What the exercise asks:
Copy out every line that contains "about".

Input rows:
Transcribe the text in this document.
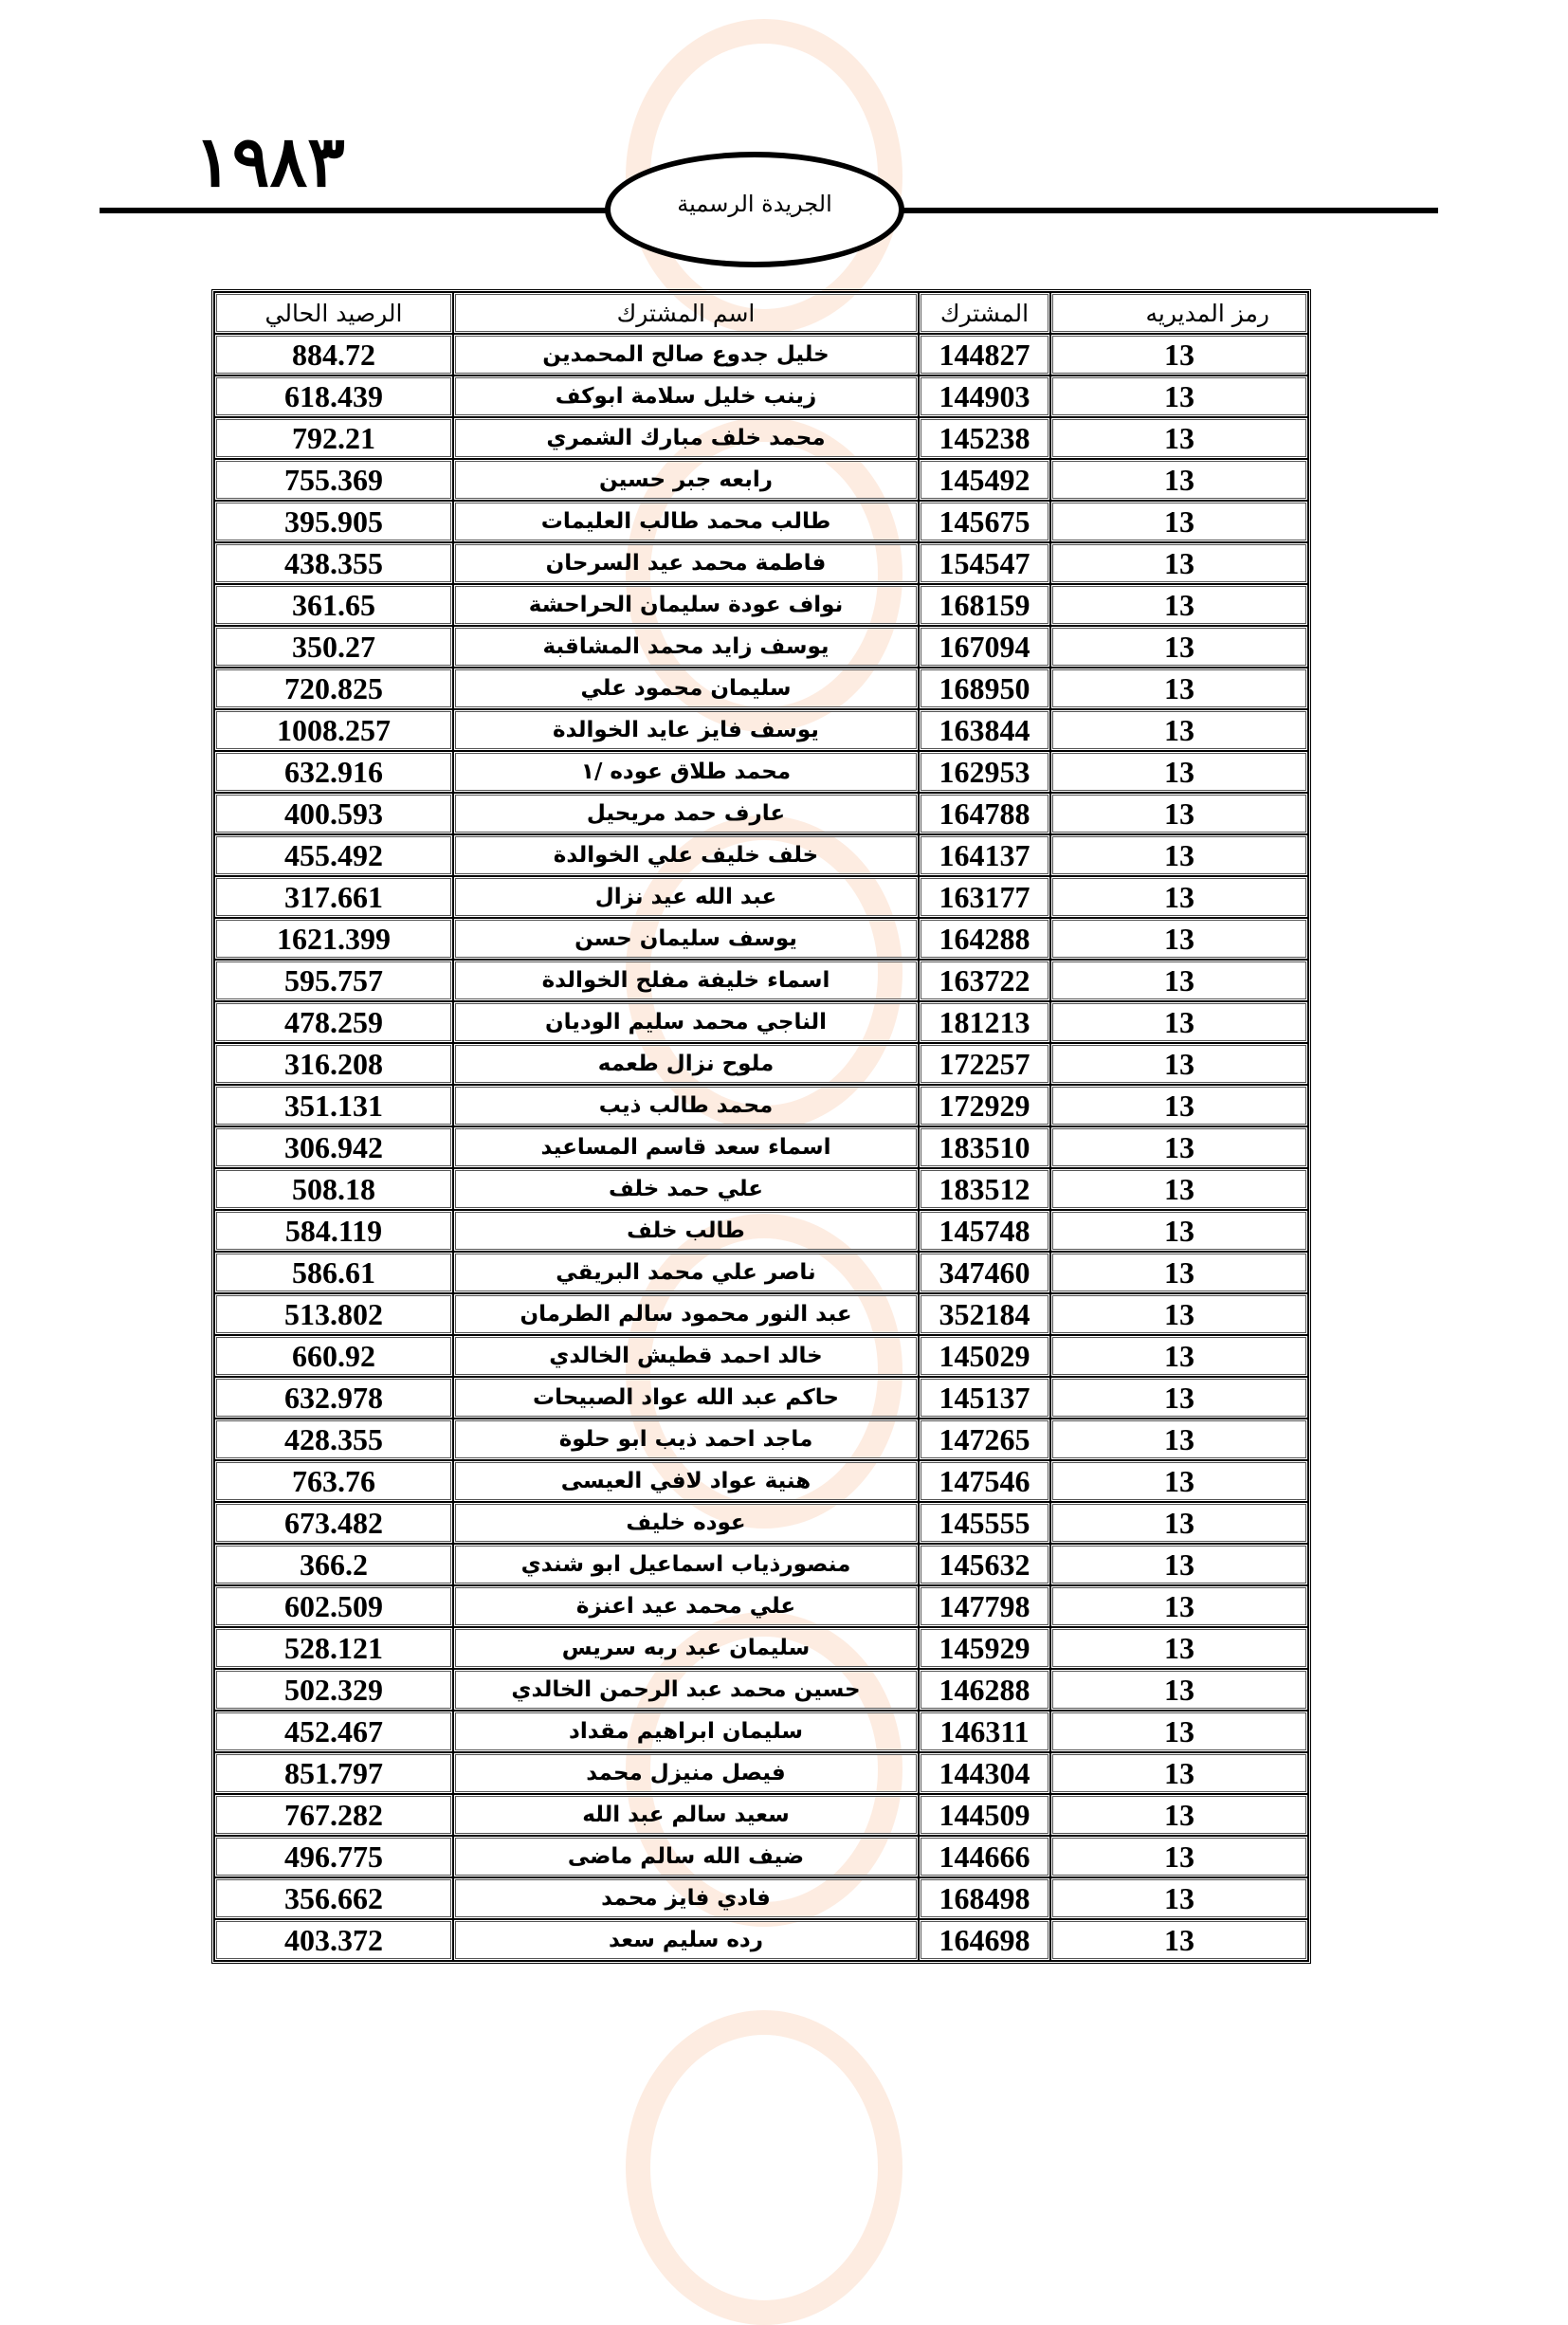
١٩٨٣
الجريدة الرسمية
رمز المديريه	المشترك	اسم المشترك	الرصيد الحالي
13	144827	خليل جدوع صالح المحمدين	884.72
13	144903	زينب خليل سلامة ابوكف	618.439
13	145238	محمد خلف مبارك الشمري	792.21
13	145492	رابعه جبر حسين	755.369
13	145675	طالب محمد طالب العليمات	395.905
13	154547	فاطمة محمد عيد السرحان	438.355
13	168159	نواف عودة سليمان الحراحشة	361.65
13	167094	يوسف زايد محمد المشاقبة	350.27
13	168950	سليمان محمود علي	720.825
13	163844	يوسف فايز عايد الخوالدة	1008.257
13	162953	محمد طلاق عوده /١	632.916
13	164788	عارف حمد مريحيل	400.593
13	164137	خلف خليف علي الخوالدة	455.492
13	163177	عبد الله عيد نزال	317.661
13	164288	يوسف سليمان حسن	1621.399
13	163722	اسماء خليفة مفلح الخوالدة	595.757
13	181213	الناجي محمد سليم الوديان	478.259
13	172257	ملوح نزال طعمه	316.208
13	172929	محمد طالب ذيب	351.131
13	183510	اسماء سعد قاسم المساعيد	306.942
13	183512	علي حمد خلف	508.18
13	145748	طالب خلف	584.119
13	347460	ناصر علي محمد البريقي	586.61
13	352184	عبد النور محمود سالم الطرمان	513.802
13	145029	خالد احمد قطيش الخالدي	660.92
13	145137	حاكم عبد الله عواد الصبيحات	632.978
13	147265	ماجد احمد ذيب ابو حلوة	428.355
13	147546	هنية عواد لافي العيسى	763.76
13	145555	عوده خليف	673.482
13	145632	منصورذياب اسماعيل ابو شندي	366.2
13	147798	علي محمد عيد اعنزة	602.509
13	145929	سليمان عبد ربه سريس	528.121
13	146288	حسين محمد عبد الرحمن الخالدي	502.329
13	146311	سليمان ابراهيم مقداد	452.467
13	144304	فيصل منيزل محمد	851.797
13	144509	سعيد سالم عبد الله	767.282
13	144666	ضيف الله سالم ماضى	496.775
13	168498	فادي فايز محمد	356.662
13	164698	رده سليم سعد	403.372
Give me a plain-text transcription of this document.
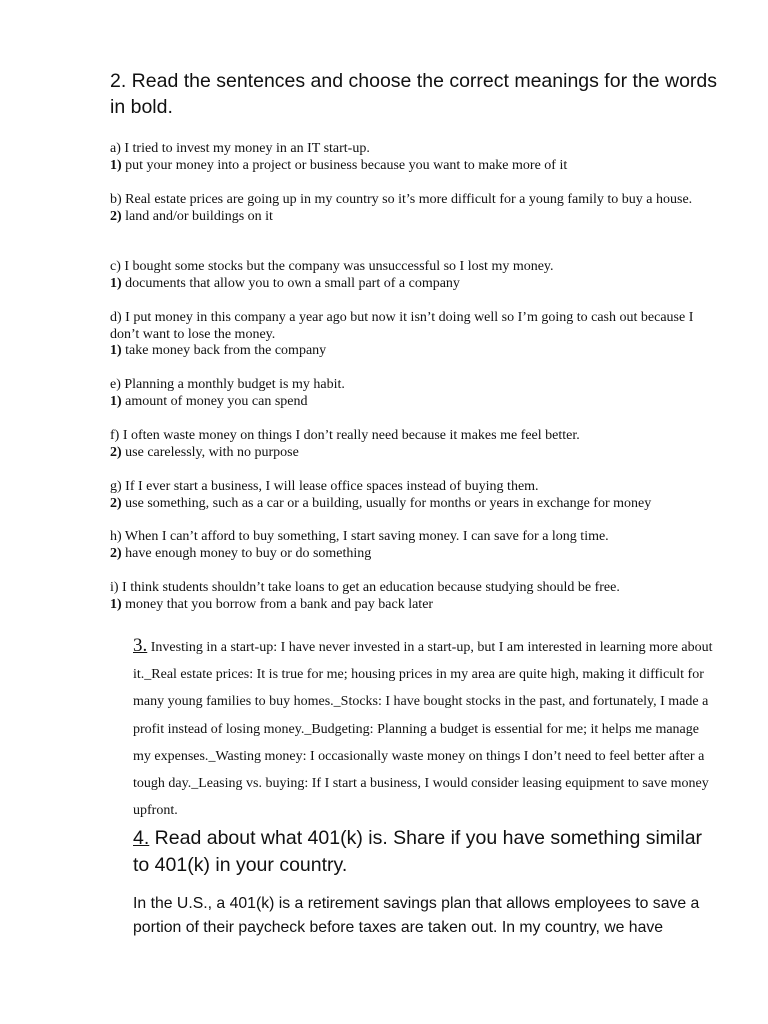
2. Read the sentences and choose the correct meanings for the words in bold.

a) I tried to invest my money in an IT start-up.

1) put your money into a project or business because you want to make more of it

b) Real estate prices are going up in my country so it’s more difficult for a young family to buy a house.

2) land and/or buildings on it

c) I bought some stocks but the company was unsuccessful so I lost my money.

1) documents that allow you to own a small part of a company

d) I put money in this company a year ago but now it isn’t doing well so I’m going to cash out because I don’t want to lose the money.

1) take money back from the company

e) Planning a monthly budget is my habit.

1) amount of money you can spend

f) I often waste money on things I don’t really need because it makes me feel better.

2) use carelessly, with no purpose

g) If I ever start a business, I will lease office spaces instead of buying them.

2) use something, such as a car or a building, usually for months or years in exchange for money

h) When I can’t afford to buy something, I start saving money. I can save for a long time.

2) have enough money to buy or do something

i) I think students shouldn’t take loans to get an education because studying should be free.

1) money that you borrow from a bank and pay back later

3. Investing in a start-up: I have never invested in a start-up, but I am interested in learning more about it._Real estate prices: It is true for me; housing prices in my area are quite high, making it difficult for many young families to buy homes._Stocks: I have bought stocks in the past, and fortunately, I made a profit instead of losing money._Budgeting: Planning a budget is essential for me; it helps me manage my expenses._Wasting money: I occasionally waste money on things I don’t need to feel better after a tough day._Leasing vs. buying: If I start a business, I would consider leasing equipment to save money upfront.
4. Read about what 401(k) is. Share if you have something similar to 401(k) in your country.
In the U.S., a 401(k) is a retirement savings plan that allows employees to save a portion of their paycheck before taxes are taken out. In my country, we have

The response:
3. Investing in a start-up: I have never invested in a start-up, but I am interested in learning more about it._Real estate prices: It is true for me; housing prices in my area are quite high, making it difficult for many young families to buy homes._Stocks: I have bought stocks in the past, and fortunately, I made a profit instead of losing money._Budgeting: Planning a budget is essential for me; it helps me manage my expenses._Wasting money: I occasionally waste money on things I don’t need to feel better after a tough day._Leasing vs. buying: If I start a business, I would consider leasing equipment to save money upfront.
4. Read about what 401(k) is. Share if you have something similar to 401(k) in your country.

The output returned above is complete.